-- BEGIN --

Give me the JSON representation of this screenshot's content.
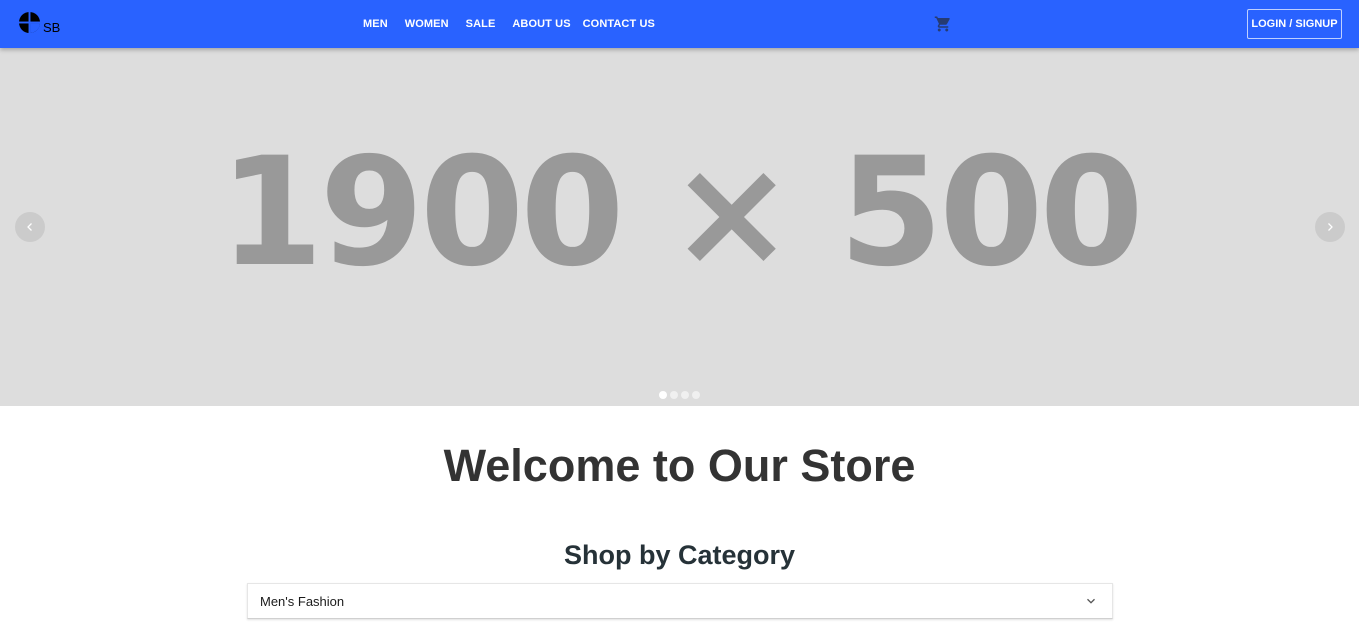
{
  "header": {
    "logo_text": "SB",
    "nav_links": [
      {
        "label": "MEN"
      },
      {
        "label": "WOMEN"
      },
      {
        "label": "SALE"
      },
      {
        "label": "ABOUT US"
      },
      {
        "label": "CONTACT US"
      }
    ],
    "cart_icon": "shopping-cart-icon",
    "login_label": "LOGIN / SIGNUP"
  },
  "carousel": {
    "slide_text": "1900 × 500",
    "slide_count": 4,
    "active_slide": 1,
    "prev_icon": "chevron-left-icon",
    "next_icon": "chevron-right-icon"
  },
  "main": {
    "welcome_title": "Welcome to Our Store",
    "category_heading": "Shop by Category",
    "categories": [
      {
        "label": "Men's Fashion",
        "expanded": false
      }
    ]
  },
  "colors": {
    "navbar": "#2962ff",
    "carousel_bg": "#dddddd",
    "placeholder_text": "#999999",
    "heading_text": "#333333"
  }
}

-- END --

* [Instructions for the task]
Copy out all lines that carry the word "icon".

* [Reply to the exercise]
    "cart_icon": "shopping-cart-icon",
    "prev_icon": "chevron-left-icon",
    "next_icon": "chevron-right-icon"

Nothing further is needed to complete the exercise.